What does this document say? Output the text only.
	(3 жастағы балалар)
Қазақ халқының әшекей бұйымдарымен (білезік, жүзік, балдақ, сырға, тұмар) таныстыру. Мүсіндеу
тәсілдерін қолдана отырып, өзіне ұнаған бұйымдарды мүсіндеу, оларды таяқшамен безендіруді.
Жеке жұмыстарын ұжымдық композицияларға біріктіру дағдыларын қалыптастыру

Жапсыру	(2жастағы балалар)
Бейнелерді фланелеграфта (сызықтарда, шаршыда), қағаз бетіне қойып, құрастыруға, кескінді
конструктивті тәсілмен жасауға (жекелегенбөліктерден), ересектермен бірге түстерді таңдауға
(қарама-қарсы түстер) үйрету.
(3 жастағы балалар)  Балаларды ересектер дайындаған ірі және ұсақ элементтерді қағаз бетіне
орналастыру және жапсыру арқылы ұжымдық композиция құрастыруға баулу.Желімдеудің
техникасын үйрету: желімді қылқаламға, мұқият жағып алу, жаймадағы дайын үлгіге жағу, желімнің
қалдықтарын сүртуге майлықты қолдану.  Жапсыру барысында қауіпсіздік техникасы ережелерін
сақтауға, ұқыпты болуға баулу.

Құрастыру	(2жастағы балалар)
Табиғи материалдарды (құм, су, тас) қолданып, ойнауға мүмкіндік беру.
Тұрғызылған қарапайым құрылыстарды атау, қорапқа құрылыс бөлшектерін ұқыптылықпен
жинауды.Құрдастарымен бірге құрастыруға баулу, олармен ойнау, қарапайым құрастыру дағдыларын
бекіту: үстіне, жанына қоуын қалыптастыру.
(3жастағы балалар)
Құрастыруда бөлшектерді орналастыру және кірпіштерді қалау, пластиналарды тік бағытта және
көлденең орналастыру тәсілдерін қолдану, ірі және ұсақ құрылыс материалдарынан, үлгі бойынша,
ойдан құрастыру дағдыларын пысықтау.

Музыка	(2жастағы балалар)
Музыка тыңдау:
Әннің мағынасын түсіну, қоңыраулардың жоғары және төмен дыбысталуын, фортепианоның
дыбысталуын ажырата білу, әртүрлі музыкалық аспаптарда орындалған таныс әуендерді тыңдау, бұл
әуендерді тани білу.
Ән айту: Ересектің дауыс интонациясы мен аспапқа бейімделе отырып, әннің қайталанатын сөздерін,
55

Task prompt: Consider the entries above and return each line with the string "отырып".

Exercise response:
тәсілдерін қолдана отырып, өзіне ұнаған бұйымдарды мүсіндеу, оларды таяқшамен безендіруді.
Ән айту: Ересектің дауыс интонациясы мен аспапқа бейімделе отырып, әннің қайталанатын сөздерін,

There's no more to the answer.